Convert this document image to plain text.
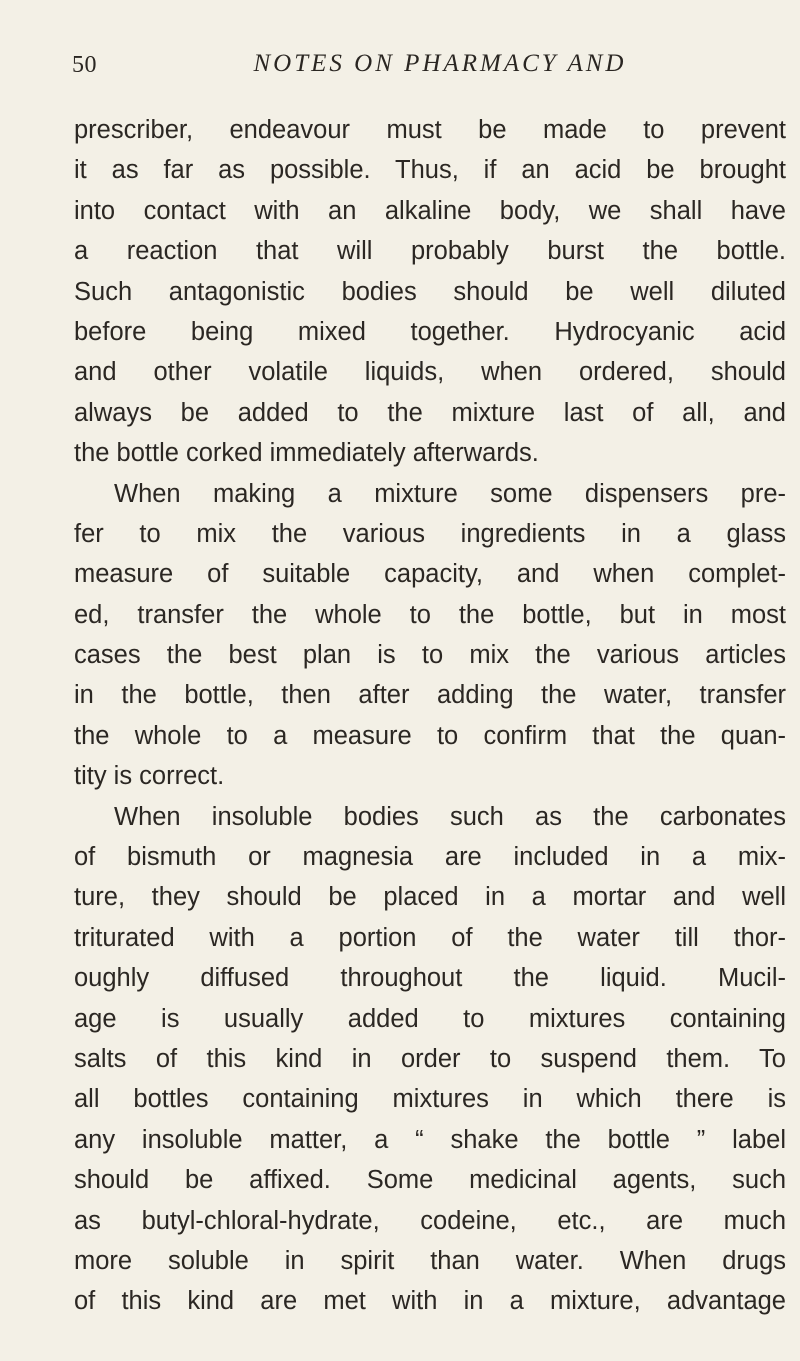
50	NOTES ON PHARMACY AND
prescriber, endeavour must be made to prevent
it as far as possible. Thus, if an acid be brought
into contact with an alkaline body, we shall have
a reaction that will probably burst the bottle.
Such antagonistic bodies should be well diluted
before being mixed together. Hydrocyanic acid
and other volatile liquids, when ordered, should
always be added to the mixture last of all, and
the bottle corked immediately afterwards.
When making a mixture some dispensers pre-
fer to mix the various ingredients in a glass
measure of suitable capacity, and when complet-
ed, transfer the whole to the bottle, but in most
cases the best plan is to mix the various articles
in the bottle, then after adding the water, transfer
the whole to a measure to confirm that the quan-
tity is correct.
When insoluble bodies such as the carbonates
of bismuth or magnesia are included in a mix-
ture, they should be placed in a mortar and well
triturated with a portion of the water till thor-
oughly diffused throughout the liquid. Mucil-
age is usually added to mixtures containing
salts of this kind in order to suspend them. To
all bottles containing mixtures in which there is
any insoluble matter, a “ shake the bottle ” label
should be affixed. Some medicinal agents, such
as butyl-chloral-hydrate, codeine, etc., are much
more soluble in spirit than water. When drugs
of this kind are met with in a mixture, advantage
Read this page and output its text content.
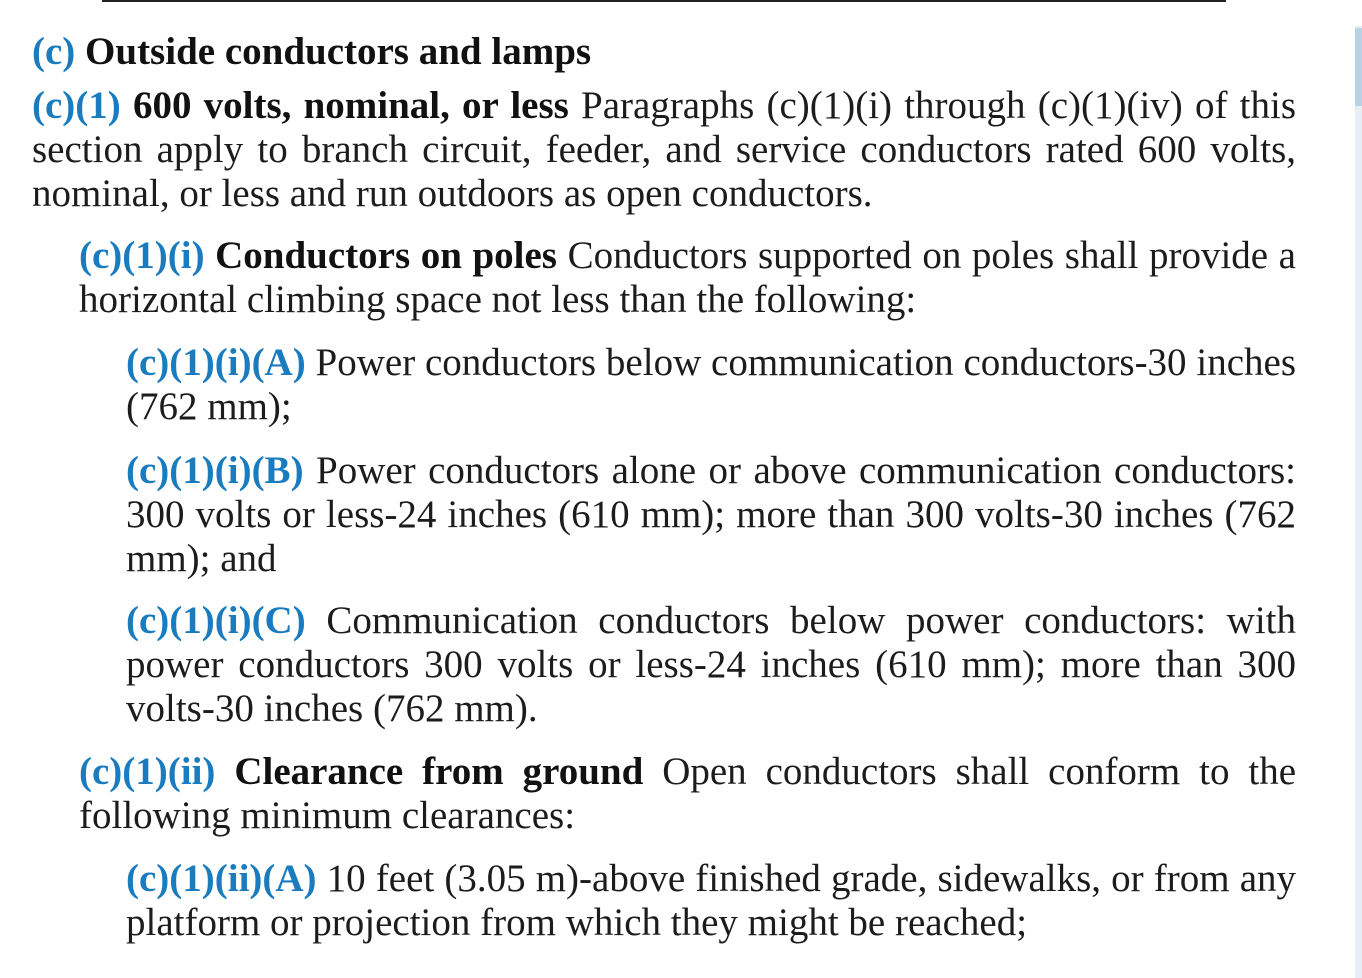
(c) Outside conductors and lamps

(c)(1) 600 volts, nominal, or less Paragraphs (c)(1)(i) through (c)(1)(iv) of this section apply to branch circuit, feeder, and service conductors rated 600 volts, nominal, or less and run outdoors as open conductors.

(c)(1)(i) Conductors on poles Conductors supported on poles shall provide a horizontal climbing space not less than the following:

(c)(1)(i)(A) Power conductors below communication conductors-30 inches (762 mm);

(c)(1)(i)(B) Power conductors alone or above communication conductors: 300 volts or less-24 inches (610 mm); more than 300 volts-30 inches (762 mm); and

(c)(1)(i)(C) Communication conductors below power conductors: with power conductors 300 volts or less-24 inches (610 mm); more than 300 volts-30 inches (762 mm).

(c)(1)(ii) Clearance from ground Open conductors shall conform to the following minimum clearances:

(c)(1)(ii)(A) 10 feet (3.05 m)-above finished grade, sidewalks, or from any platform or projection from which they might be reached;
◇ ◇ ◇ ◇ ◇
__Challenge__.
Report back each line of the entries that holds the string "inches".

__Task output__.
(c)(1)(i)(A) Power conductors below communication conductors-30 inches (762 mm);
(c)(1)(i)(B) Power conductors alone or above communication conductors: 300 volts or less-24 inches (610 mm); more than 300 volts-30 inches (762 mm); and
(c)(1)(i)(C) Communication conductors below power conductors: with power conductors 300 volts or less-24 inches (610 mm); more than 300 volts-30 inches (762 mm).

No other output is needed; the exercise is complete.